BEGIN Data extract

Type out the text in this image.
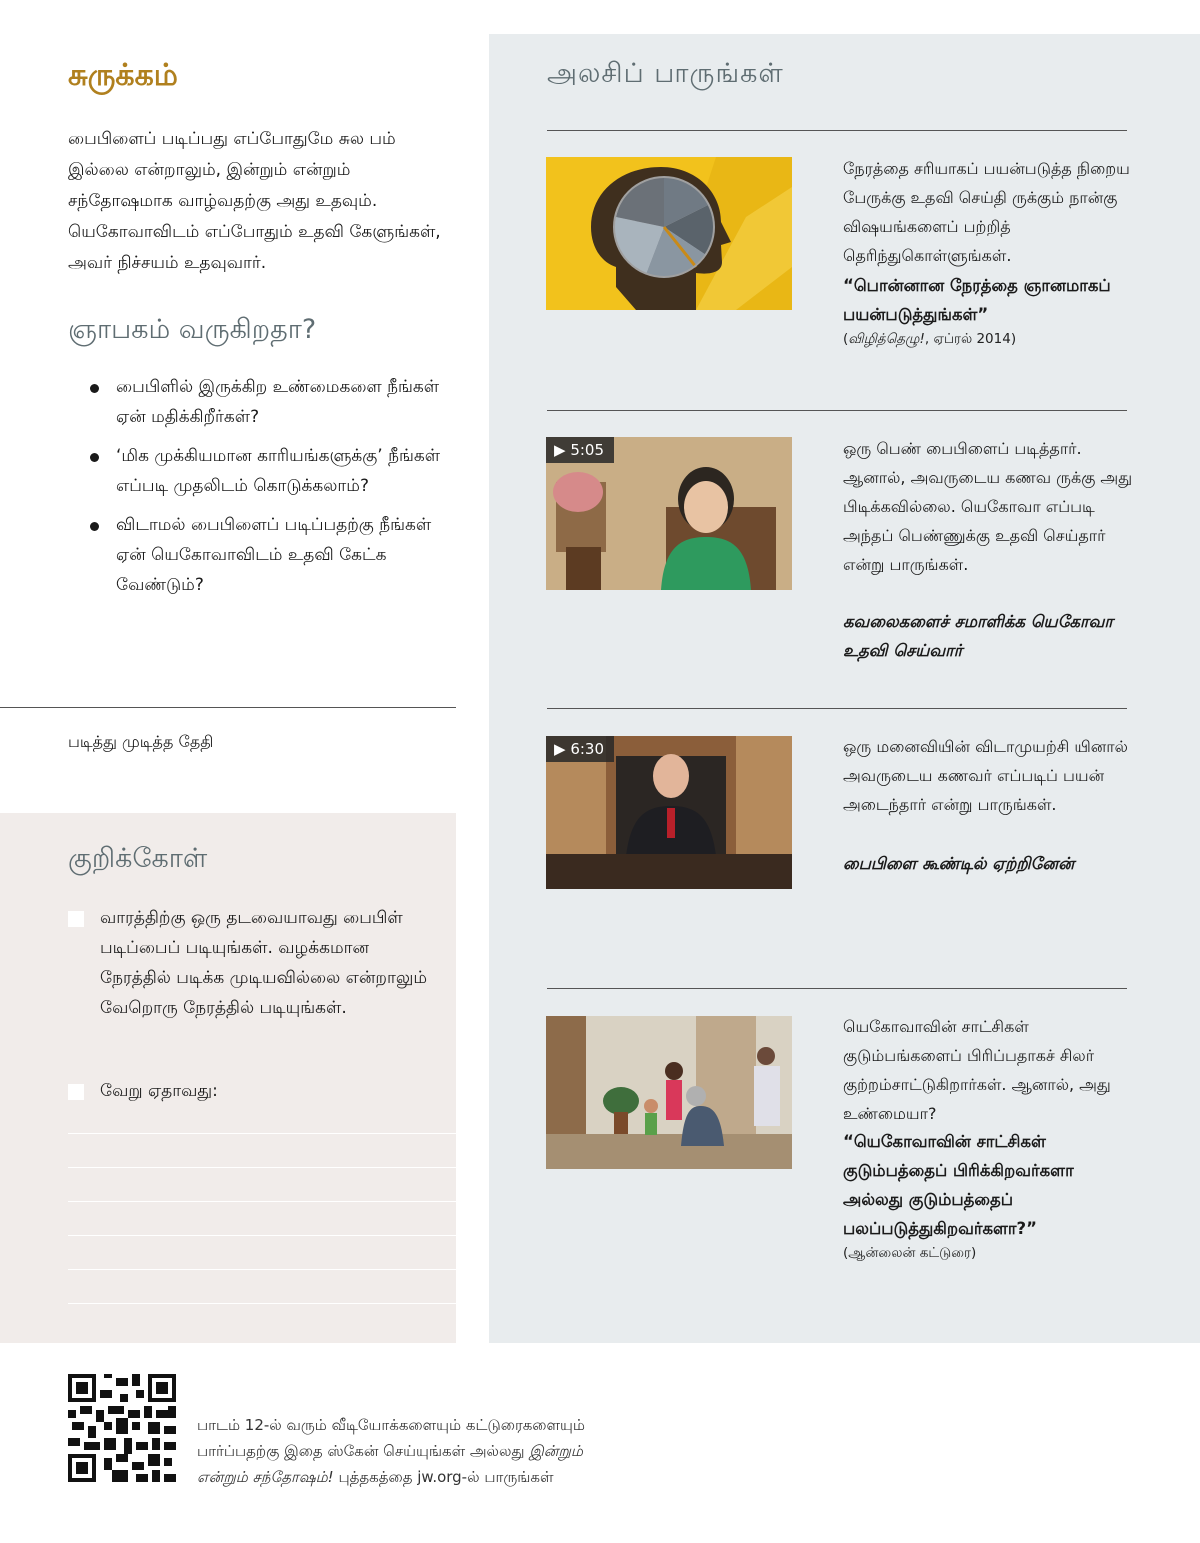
சுருக்கம்

பைபிளைப் படிப்பது எப்போதுமே சுல பம் இல்லை என்றாலும், இன்றும் என்றும் சந்தோஷமாக வாழ்வதற்கு அது உதவும். யெகோவாவிடம் எப்போதும் உதவி கேளுங்கள், அவர் நிச்சயம் உதவுவார்.

ஞாபகம் வருகிறதா?
பைபிளில் இருக்கிற உண்மைகளை நீங்கள் ஏன் மதிக்கிறீர்கள்?
‘மிக முக்கியமான காரியங்களுக்கு’ நீங்கள் எப்படி முதலிடம் கொடுக்கலாம்?
விடாமல் பைபிளைப் படிப்பதற்கு நீங்கள் ஏன் யெகோவாவிடம் உதவி கேட்க வேண்டும்?
படித்து முடித்த தேதி
குறிக்கோள்
வாரத்திற்கு ஒரு தடவையாவது பைபிள் படிப்பைப் படியுங்கள். வழக்கமான நேரத்தில் படிக்க முடியவில்லை என்றாலும் வேறொரு நேரத்தில் படியுங்கள்.
வேறு ஏதாவது:
அலசிப் பாருங்கள்

நேரத்தை சரியாகப் பயன்படுத்த நிறைய பேருக்கு உதவி செய்தி ருக்கும் நான்கு விஷயங்களைப் பற்றித் தெரிந்துகொள்ளுங்கள்.

“பொன்னான நேரத்தை ஞானமாகப் பயன்படுத்துங்கள்”

(விழித்தெழு!, ஏப்ரல் 2014)
▶ 5:05	ஒரு பெண் பைபிளைப் படித்தார். ஆனால், அவருடைய கணவ ருக்கு அது பிடிக்கவில்லை. யெகோவா எப்படி அந்தப் பெண்ணுக்கு உதவி செய்தார் என்று பாருங்கள்.

கவலைகளைச் சமாளிக்க யெகோவா உதவி செய்வார்

▶ 6:30	ஒரு மனைவியின் விடாமுயற்சி யினால் அவருடைய கணவர் எப்படிப் பயன் அடைந்தார் என்று பாருங்கள்.

பைபிளை கூண்டில் ஏற்றினேன்

யெகோவாவின் சாட்சிகள் குடும்பங்களைப் பிரிப்பதாகச் சிலர் குற்றம்சாட்டுகிறார்கள். ஆனால், அது உண்மையா?

“யெகோவாவின் சாட்சிகள் குடும்பத்தைப் பிரிக்கிறவர்களா அல்லது குடும்பத்தைப் பலப்படுத்துகிறவர்களா?”

(ஆன்லைன் கட்டுரை)
பாடம் 12-ல் வரும் வீடியோக்களையும் கட்டுரைகளையும்
பார்ப்பதற்கு இதை ஸ்கேன் செய்யுங்கள் அல்லது இன்றும்
என்றும் சந்தோஷம்! புத்தகத்தை jw.org-ல் பாருங்கள்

END Data extract

▶ [Required task]: Each entry above is to be written out again unchanged, apart from the pictures, which are left out.

▶ [Result for this exercise]:
Type out the text in this image.
சுருக்கம்

பைபிளைப் படிப்பது எப்போதுமே சுல பம் இல்லை என்றாலும், இன்றும் என்றும் சந்தோஷமாக வாழ்வதற்கு அது உதவும். யெகோவாவிடம் எப்போதும் உதவி கேளுங்கள், அவர் நிச்சயம் உதவுவார்.

ஞாபகம் வருகிறதா?
பைபிளில் இருக்கிற உண்மைகளை நீங்கள் ஏன் மதிக்கிறீர்கள்?
‘மிக முக்கியமான காரியங்களுக்கு’ நீங்கள் எப்படி முதலிடம் கொடுக்கலாம்?
விடாமல் பைபிளைப் படிப்பதற்கு நீங்கள் ஏன் யெகோவாவிடம் உதவி கேட்க வேண்டும்?
படித்து முடித்த தேதி
குறிக்கோள்
வாரத்திற்கு ஒரு தடவையாவது பைபிள் படிப்பைப் படியுங்கள். வழக்கமான நேரத்தில் படிக்க முடியவில்லை என்றாலும் வேறொரு நேரத்தில் படியுங்கள்.
வேறு ஏதாவது:
அலசிப் பாருங்கள்

நேரத்தை சரியாகப் பயன்படுத்த நிறைய பேருக்கு உதவி செய்தி ருக்கும் நான்கு விஷயங்களைப் பற்றித் தெரிந்துகொள்ளுங்கள்.

“பொன்னான நேரத்தை ஞானமாகப் பயன்படுத்துங்கள்”

(விழித்தெழு!, ஏப்ரல் 2014)
▶ 5:05	ஒரு பெண் பைபிளைப் படித்தார். ஆனால், அவருடைய கணவ ருக்கு அது பிடிக்கவில்லை. யெகோவா எப்படி அந்தப் பெண்ணுக்கு உதவி செய்தார் என்று பாருங்கள்.

கவலைகளைச் சமாளிக்க யெகோவா உதவி செய்வார்

▶ 6:30	ஒரு மனைவியின் விடாமுயற்சி யினால் அவருடைய கணவர் எப்படிப் பயன் அடைந்தார் என்று பாருங்கள்.

பைபிளை கூண்டில் ஏற்றினேன்

யெகோவாவின் சாட்சிகள் குடும்பங்களைப் பிரிப்பதாகச் சிலர் குற்றம்சாட்டுகிறார்கள். ஆனால், அது உண்மையா?

“யெகோவாவின் சாட்சிகள் குடும்பத்தைப் பிரிக்கிறவர்களா அல்லது குடும்பத்தைப் பலப்படுத்துகிறவர்களா?”

(ஆன்லைன் கட்டுரை)
பாடம் 12-ல் வரும் வீடியோக்களையும் கட்டுரைகளையும்
பார்ப்பதற்கு இதை ஸ்கேன் செய்யுங்கள் அல்லது இன்றும்
என்றும் சந்தோஷம்! புத்தகத்தை jw.org-ல் பாருங்கள்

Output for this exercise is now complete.